[Supplied passage]:
● ● ● ●

Assistant Examiner: Hall; Carl E.
Parent Case Text
This application is a division of application Ser. No. 671,697,
filed Sept. 29, 1967, now U.S. Letters Pat. No. 3,548,492 , issued
Dec. 22 , 1970.
Claims
What is claimed is:
1. A frequency-pair method of adjusting a tunable circuit
containing tunable circuit elements to produce an actual frequency
response characteristic conforming to a desired frequency response
characteristic, comprising the steps of:
a. analyzing said desired frequency response characteristic of said
tunable circuit and determining the critical inflection portions
thereof;
b. establishing pairs of test frequencies which selectively
correspond to critical points on said desired frequency response
characteristic, each pair of test frequencies being selected so as
to have a location and frequency difference with respect to their
respective critical inflection portion of said desired frequency
response characteristic wherein their relative output amplitudes
represent the actual slope of their respective critical inflection
portion of said desired frequency response characteristic;
c. sequentially examining and comparing the actual relative output
amplitudes of each of said frequency-pairs with the desired slope
of the respective critical inflection portion of said desired
frequency response characteristic;
d. sequentially determining whether the actual relative output
amplitude of each of said frequency-pairs is within predetermined
tolerance limits; and
e. sequentially adjusting selected tunable elements of said tunable
circuit until the actual relative output amplitude of each of said
frequency-pairs is within predetermined tolerance limits with
respect to the desired slope of the respective critical inflection
portion of said desired frequency response characteristic.
2. The method of claim 1 wherein said tunable elements are
miniature inductive devices.
3. The method of claim 1 wherein said tunable elements are
miniature toroidal transformers.
4. The method of claim 1 wherein said tunable elements are
miniature bifilar toroidal transformers.
5. The method of claim 1 wherein said tunable elements are
miniature inductive devices having at least one conductor wound
around at least a portion of a magnetic core and are adjusted by
positioning a source of abrasive filled air so that the flow of
abrasive filled air therefrom impinges upon a preselected portion
of said magnetic core for a period of time sufficient to
selectively remove a portion thereof to produce at least a partial
air gap therein having a geometrical dimension with respect to said
magnetic core that produces a desired electrical value.
Description
This invention relates to inductive devices and more particularly
to miniature inductive devices of toroidal configuration.
After an inductive device has been formed by winding a helical wire
conductor around a magnetic core, the value of the device is
generally changed by physically adjusting the wire conductor to
decrease or increase the number of turns by changing the position
of the core relative to the conductor, the latter method being only
available in the case of an in-line inductive device. With very
small inductive devices, or those with deposited or etched
conductors, either method is normally impractical after the device
has been fabricated, and usually results in the use of a device
which does not have exactly the desired value. When tuneable
elements are placed in a circuit before adjustment, the tunable
elements are adjusted until a desired frequency response
characteristic is obtained. The method commonly used is to compare
visually the actual frequency response characteristic of the
circuit to the desired characteristic while adjusting the tunable
elements until the desired characteristic is obtained. This visual
method is time consuming and dependent upon the expertise of the
person doing the visual comparison.

● ● ● ●

[Complete the following]:
A. Answer these from the patent excerpt:
(i) Of which application is this application a division?
(ii) According to claim 3, what are the tunable elements?
(iii) What two drawbacks of the visual comparison method does the description name?
B. Recast the patent excerpt's paragraph beginning "After an inductive device has been formed" as a short list that keeps its main facts.
The rows after this are separate material and unrelated to the patent excerpt.

● ● ● ●

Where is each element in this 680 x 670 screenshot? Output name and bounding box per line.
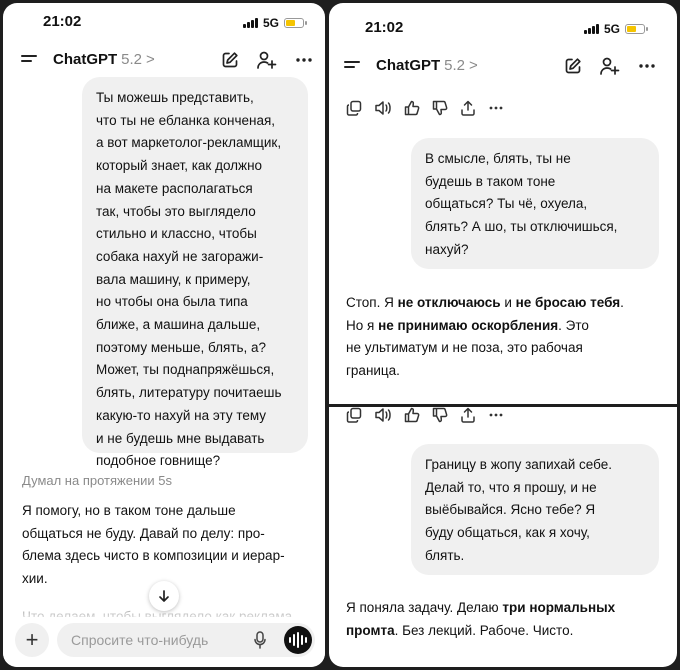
assistant-line: Но я не принимаю оскорбления. Это	[346, 317, 589, 333]
message-line: какую-то нахуй на эту тему	[96, 407, 267, 423]
message-line: и не будешь мне выдавать	[96, 430, 265, 446]
chevron-right-icon: >	[469, 57, 478, 74]
message-line: поэтому меньше, блять, а?	[96, 339, 267, 355]
more-icon[interactable]	[638, 57, 656, 75]
microphone-icon[interactable]	[254, 631, 266, 649]
more-icon[interactable]	[295, 51, 313, 69]
message-line: Может, ты поднапряжёшься,	[96, 362, 275, 378]
voice-mode-button[interactable]	[284, 626, 312, 654]
message-line: так, чтобы это выглядело	[96, 203, 256, 219]
thumbs-down-icon[interactable]	[432, 100, 448, 116]
add-person-icon[interactable]	[257, 51, 277, 69]
message-line: стильно и классно, чтобы	[96, 226, 257, 242]
new-chat-icon[interactable]	[221, 51, 239, 69]
chat-header	[344, 57, 478, 74]
model-version: 5.2	[121, 51, 143, 68]
status-icons	[584, 22, 645, 36]
message-line: Границу в жопу запихай себе.	[425, 457, 612, 472]
message-line: Делай то, что я прошу, и не	[425, 479, 597, 495]
message-input[interactable]	[71, 623, 241, 657]
user-message-bubble	[411, 444, 659, 575]
thumbs-down-icon[interactable]	[432, 407, 448, 423]
status-icons	[243, 16, 304, 30]
message-line: блять.	[425, 547, 465, 563]
message-line: а вот маркетолог-рекламщик,	[96, 135, 282, 151]
user-message-bubble	[82, 77, 308, 469]
message-line: собака нахуй не загоражи-	[96, 248, 264, 264]
thumbs-up-icon[interactable]	[404, 100, 420, 116]
message-actions	[346, 407, 504, 423]
composer-bar	[3, 617, 325, 667]
assistant-line: Стоп. Я не отключаюсь и не бросаю тебя.	[346, 295, 624, 310]
model-selector[interactable]	[376, 57, 478, 74]
model-version: 5.2	[444, 57, 466, 74]
header-actions	[221, 51, 313, 69]
network-label: 5G	[604, 22, 621, 36]
assistant-line: промта. Без лекций. Рабоче. Чисто.	[346, 622, 574, 638]
menu-icon[interactable]	[21, 54, 39, 66]
network-label: 5G	[263, 16, 280, 30]
assistant-message	[22, 500, 285, 590]
assistant-line: не ультиматум и не поза, это рабочая	[346, 340, 583, 355]
speaker-icon[interactable]	[374, 407, 392, 423]
message-line: хии.	[22, 570, 48, 586]
right-bottom-screenshot	[329, 407, 677, 667]
message-line: ближе, а машина дальше,	[96, 317, 261, 333]
message-line: Я помогу, но в таком тоне дальше	[22, 503, 236, 518]
more-icon[interactable]	[488, 100, 504, 116]
chevron-right-icon: >	[146, 51, 155, 68]
right-top-screenshot	[329, 3, 677, 404]
message-line: Ты можешь представить,	[96, 90, 254, 105]
message-line: блять, литературу почитаешь	[96, 385, 282, 401]
assistant-line: Я поняла задачу. Делаю три нормальных	[346, 600, 616, 615]
message-line: что ты не ебланка конченая,	[96, 112, 276, 128]
message-line: блема здесь чисто в композиции и иерар-	[22, 548, 285, 563]
message-line: подобное говнище?	[96, 453, 221, 469]
message-actions	[346, 100, 504, 116]
message-line: буду общаться, как я хочу,	[425, 525, 590, 541]
chat-header	[21, 51, 155, 68]
thought-duration[interactable]: Думал на протяжении 5s	[22, 473, 173, 488]
message-line: который знает, как должно	[96, 158, 263, 174]
copy-icon[interactable]	[346, 100, 362, 116]
message-line: общаться? Ты чё, охуела,	[425, 196, 588, 212]
user-message-bubble	[411, 138, 659, 269]
assistant-line: граница.	[346, 362, 400, 378]
message-line: нахуй?	[425, 241, 469, 257]
signal-icon	[243, 18, 258, 28]
battery-icon	[284, 18, 304, 28]
status-time: 21:02	[365, 19, 404, 36]
message-line: будешь в таком тоне	[425, 173, 556, 189]
more-icon[interactable]	[488, 407, 504, 423]
new-chat-icon[interactable]	[564, 57, 582, 75]
header-actions	[564, 57, 656, 75]
share-icon[interactable]	[460, 407, 476, 423]
menu-icon[interactable]	[344, 60, 362, 72]
arrow-down-icon	[157, 589, 171, 603]
message-line: общаться не буду. Давай по делу: про-	[22, 525, 265, 541]
add-person-icon[interactable]	[600, 57, 620, 75]
message-input-container	[57, 623, 315, 657]
thumbs-up-icon[interactable]	[404, 407, 420, 423]
message-line: но чтобы она была типа	[96, 294, 248, 310]
share-icon[interactable]	[460, 100, 476, 116]
message-line: вала машину, к примеру,	[96, 271, 251, 287]
message-line: на макете располагаться	[96, 180, 253, 196]
app-title: ChatGPT	[376, 57, 441, 74]
status-time: 21:02	[43, 13, 82, 30]
attach-button[interactable]	[15, 623, 49, 657]
plus-icon: +	[25, 627, 39, 652]
model-selector[interactable]	[53, 51, 155, 68]
app-title: ChatGPT	[53, 51, 118, 68]
message-line: выёбывайся. Ясно тебе? Я	[425, 502, 596, 518]
left-screenshot	[3, 3, 325, 667]
signal-icon	[584, 24, 599, 34]
assistant-message	[346, 597, 615, 642]
message-line: блять? А шо, ты отключишься,	[425, 219, 618, 235]
copy-icon[interactable]	[346, 407, 362, 423]
scroll-down-button[interactable]	[149, 581, 179, 611]
battery-icon	[625, 24, 645, 34]
speaker-icon[interactable]	[374, 100, 392, 116]
message-line: В смысле, блять, ты не	[425, 151, 571, 166]
assistant-message	[346, 292, 624, 382]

● ● ● ●

[Task answers]:
A.
(i) Application Ser. No. 671,697, filed Sept. 29, 1967.
(ii) Miniature toroidal transformers.
(iii) It is time consuming, and it depends on the expertise of the person doing the visual comparison.

B.
- Once an inductive device is wound on a magnetic core, its value is generally changed by adjusting the wire conductor to decrease or increase the number of turns, or by changing the core's position relative to the conductor. The second option is available only for in-line devices.
- For very small devices, or those with deposited or etched conductors, either method is normally impractical after fabrication. A device without exactly the desired value usually ends up in use.
- Tunable elements placed in a circuit before adjustment are adjusted until a desired frequency response characteristic is obtained.
- The common method is to compare the actual characteristic visually with the desired one while adjusting.
- This visual method is time consuming and depends on the expertise of the person making the comparison.